Exercise prompt: Copy out every line of the data exactly.

Data lines:

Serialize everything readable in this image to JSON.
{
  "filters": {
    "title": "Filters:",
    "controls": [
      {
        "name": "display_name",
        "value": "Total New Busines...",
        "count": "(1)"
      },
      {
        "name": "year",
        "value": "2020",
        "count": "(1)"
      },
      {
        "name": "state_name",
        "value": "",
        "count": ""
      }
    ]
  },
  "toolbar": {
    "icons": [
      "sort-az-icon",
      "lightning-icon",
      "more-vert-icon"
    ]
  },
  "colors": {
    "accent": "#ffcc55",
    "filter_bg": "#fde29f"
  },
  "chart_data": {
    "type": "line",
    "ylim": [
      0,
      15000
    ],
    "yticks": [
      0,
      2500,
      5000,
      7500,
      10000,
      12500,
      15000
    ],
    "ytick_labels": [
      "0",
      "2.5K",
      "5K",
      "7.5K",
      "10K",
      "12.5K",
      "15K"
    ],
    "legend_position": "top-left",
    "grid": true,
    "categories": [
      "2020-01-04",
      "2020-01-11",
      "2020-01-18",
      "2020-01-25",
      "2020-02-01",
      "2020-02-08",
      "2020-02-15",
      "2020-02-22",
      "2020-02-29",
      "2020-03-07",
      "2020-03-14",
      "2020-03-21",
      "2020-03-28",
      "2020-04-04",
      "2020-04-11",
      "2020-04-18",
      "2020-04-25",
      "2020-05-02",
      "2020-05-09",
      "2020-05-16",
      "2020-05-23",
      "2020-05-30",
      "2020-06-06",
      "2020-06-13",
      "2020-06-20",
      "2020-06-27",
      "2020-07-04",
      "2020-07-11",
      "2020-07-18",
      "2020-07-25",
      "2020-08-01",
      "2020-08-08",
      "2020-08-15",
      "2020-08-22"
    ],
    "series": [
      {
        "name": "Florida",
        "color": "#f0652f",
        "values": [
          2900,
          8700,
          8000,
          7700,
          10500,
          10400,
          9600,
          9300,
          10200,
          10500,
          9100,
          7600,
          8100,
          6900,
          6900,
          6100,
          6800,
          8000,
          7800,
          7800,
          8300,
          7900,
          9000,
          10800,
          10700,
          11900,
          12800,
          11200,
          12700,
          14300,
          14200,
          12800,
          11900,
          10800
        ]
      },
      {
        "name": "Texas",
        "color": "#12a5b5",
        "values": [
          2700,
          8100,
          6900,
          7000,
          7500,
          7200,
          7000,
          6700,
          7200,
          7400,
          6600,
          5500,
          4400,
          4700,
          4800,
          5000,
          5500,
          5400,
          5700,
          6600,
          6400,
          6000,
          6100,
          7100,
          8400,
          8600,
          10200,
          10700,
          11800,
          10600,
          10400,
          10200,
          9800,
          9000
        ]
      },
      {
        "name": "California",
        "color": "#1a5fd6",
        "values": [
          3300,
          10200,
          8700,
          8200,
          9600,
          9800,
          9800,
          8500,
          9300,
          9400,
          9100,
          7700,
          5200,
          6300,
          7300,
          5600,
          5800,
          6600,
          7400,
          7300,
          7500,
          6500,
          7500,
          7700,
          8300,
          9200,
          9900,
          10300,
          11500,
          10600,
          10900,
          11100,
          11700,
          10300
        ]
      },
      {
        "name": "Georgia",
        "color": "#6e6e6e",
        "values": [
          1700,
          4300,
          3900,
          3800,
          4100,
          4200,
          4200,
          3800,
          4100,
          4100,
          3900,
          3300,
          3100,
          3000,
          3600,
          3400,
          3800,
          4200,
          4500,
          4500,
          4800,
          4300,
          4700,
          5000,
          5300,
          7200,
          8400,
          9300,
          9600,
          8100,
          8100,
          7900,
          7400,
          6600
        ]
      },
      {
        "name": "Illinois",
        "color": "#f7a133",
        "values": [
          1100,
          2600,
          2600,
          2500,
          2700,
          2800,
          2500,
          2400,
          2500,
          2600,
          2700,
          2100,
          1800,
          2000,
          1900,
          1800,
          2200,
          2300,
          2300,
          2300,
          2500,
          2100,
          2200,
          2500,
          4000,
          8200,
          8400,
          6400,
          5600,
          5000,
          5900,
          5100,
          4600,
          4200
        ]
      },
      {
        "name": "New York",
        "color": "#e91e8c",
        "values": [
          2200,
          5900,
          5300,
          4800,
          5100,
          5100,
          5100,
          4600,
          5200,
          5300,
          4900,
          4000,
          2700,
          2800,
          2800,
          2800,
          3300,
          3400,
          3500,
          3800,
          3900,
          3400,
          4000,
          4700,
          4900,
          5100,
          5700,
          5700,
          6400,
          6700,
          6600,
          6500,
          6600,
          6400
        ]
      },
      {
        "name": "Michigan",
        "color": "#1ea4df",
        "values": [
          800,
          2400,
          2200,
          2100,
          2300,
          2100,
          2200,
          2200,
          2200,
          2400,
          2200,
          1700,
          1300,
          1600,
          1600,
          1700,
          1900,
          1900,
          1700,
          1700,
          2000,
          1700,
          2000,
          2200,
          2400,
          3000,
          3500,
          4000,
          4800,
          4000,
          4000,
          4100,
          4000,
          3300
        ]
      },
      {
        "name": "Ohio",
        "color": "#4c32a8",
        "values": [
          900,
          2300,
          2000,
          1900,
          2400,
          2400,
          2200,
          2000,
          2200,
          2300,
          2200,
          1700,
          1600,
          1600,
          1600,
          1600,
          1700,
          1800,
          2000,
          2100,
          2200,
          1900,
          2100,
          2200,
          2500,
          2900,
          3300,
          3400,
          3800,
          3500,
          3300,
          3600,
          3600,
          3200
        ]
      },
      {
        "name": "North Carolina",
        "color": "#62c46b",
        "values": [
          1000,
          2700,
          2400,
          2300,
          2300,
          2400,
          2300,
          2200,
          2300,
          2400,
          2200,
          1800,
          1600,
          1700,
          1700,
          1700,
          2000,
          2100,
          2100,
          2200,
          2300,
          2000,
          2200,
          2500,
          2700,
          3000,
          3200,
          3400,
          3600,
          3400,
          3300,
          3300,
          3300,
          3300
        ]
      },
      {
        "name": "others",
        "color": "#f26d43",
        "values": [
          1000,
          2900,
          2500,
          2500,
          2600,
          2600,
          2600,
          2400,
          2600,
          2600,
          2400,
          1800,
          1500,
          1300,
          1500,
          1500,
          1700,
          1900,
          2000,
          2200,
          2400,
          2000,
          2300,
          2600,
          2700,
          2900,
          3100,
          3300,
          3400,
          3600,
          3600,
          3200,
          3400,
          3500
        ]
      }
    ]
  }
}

Problem solution:
Serialize everything readable in this image to JSON.
{
  "filters": {
    "title": "Filters:",
    "controls": [
      {
        "name": "display_name",
        "value": "Total New Busines...",
        "count": "(1)"
      },
      {
        "name": "year",
        "value": "2020",
        "count": "(1)"
      },
      {
        "name": "state_name",
        "value": "",
        "count": ""
      }
    ]
  },
  "toolbar": {
    "icons": [
      "sort-az-icon",
      "lightning-icon",
      "more-vert-icon"
    ]
  },
  "colors": {
    "accent": "#ffcc55",
    "filter_bg": "#fde29f"
  },
  "chart_data": {
    "type": "line",
    "ylim": [
      0,
      15000
    ],
    "yticks": [
      0,
      2500,
      5000,
      7500,
      10000,
      12500,
      15000
    ],
    "ytick_labels": [
      "0",
      "2.5K",
      "5K",
      "7.5K",
      "10K",
      "12.5K",
      "15K"
    ],
    "legend_position": "top-left",
    "grid": true,
    "categories": [
      "2020-01-04",
      "2020-01-11",
      "2020-01-18",
      "2020-01-25",
      "2020-02-01",
      "2020-02-08",
      "2020-02-15",
      "2020-02-22",
      "2020-02-29",
      "2020-03-07",
      "2020-03-14",
      "2020-03-21",
      "2020-03-28",
      "2020-04-04",
      "2020-04-11",
      "2020-04-18",
      "2020-04-25",
      "2020-05-02",
      "2020-05-09",
      "2020-05-16",
      "2020-05-23",
      "2020-05-30",
      "2020-06-06",
      "2020-06-13",
      "2020-06-20",
      "2020-06-27",
      "2020-07-04",
      "2020-07-11",
      "2020-07-18",
      "2020-07-25",
      "2020-08-01",
      "2020-08-08",
      "2020-08-15",
      "2020-08-22"
    ],
    "series": [
      {
        "name": "Florida",
        "color": "#f0652f",
        "values": [
          2900,
          8700,
          8000,
          7700,
          10500,
          10400,
          9600,
          9300,
          10200,
          10500,
          9100,
          7600,
          8100,
          6900,
          6900,
          6100,
          6800,
          8000,
          7800,
          7800,
          8300,
          7900,
          9000,
          10800,
          10700,
          11900,
          12800,
          11200,
          12700,
          14300,
          14200,
          12800,
          11900,
          10800
        ]
      },
      {
        "name": "Texas",
        "color": "#12a5b5",
        "values": [
          2700,
          8100,
          6900,
          7000,
          7500,
          7200,
          7000,
          6700,
          7200,
          7400,
          6600,
          5500,
          4400,
          4700,
          4800,
          5000,
          5500,
          5400,
          5700,
          6600,
          6400,
          6000,
          6100,
          7100,
          8400,
          8600,
          10200,
          10700,
          11800,
          10600,
          10400,
          10200,
          9800,
          9000
        ]
      },
      {
        "name": "California",
        "color": "#1a5fd6",
        "values": [
          3300,
          10200,
          8700,
          8200,
          9600,
          9800,
          9800,
          8500,
          9300,
          9400,
          9100,
          7700,
          5200,
          6300,
          7300,
          5600,
          5800,
          6600,
          7400,
          7300,
          7500,
          6500,
          7500,
          7700,
          8300,
          9200,
          9900,
          10300,
          11500,
          10600,
          10900,
          11100,
          11700,
          10300
        ]
      },
      {
        "name": "Georgia",
        "color": "#6e6e6e",
        "values": [
          1700,
          4300,
          3900,
          3800,
          4100,
          4200,
          4200,
          3800,
          4100,
          4100,
          3900,
          3300,
          3100,
          3000,
          3600,
          3400,
          3800,
          4200,
          4500,
          4500,
          4800,
          4300,
          4700,
          5000,
          5300,
          7200,
          8400,
          9300,
          9600,
          8100,
          8100,
          7900,
          7400,
          6600
        ]
      },
      {
        "name": "Illinois",
        "color": "#f7a133",
        "values": [
          1100,
          2600,
          2600,
          2500,
          2700,
          2800,
          2500,
          2400,
          2500,
          2600,
          2700,
          2100,
          1800,
          2000,
          1900,
          1800,
          2200,
          2300,
          2300,
          2300,
          2500,
          2100,
          2200,
          2500,
          4000,
          8200,
          8400,
          6400,
          5600,
          5000,
          5900,
          5100,
          4600,
          4200
        ]
      },
      {
        "name": "New York",
        "color": "#e91e8c",
        "values": [
          2200,
          5900,
          5300,
          4800,
          5100,
          5100,
          5100,
          4600,
          5200,
          5300,
          4900,
          4000,
          2700,
          2800,
          2800,
          2800,
          3300,
          3400,
          3500,
          3800,
          3900,
          3400,
          4000,
          4700,
          4900,
          5100,
          5700,
          5700,
          6400,
          6700,
          6600,
          6500,
          6600,
          6400
        ]
      },
      {
        "name": "Michigan",
        "color": "#1ea4df",
        "values": [
          800,
          2400,
          2200,
          2100,
          2300,
          2100,
          2200,
          2200,
          2200,
          2400,
          2200,
          1700,
          1300,
          1600,
          1600,
          1700,
          1900,
          1900,
          1700,
          1700,
          2000,
          1700,
          2000,
          2200,
          2400,
          3000,
          3500,
          4000,
          4800,
          4000,
          4000,
          4100,
          4000,
          3300
        ]
      },
      {
        "name": "Ohio",
        "color": "#4c32a8",
        "values": [
          900,
          2300,
          2000,
          1900,
          2400,
          2400,
          2200,
          2000,
          2200,
          2300,
          2200,
          1700,
          1600,
          1600,
          1600,
          1600,
          1700,
          1800,
          2000,
          2100,
          2200,
          1900,
          2100,
          2200,
          2500,
          2900,
          3300,
          3400,
          3800,
          3500,
          3300,
          3600,
          3600,
          3200
        ]
      },
      {
        "name": "North Carolina",
        "color": "#62c46b",
        "values": [
          1000,
          2700,
          2400,
          2300,
          2300,
          2400,
          2300,
          2200,
          2300,
          2400,
          2200,
          1800,
          1600,
          1700,
          1700,
          1700,
          2000,
          2100,
          2100,
          2200,
          2300,
          2000,
          2200,
          2500,
          2700,
          3000,
          3200,
          3400,
          3600,
          3400,
          3300,
          3300,
          3300,
          3300
        ]
      },
      {
        "name": "others",
        "color": "#f26d43",
        "values": [
          1000,
          2900,
          2500,
          2500,
          2600,
          2600,
          2600,
          2400,
          2600,
          2600,
          2400,
          1800,
          1500,
          1300,
          1500,
          1500,
          1700,
          1900,
          2000,
          2200,
          2400,
          2000,
          2300,
          2600,
          2700,
          2900,
          3100,
          3300,
          3400,
          3600,
          3600,
          3200,
          3400,
          3500
        ]
      }
    ]
  }
}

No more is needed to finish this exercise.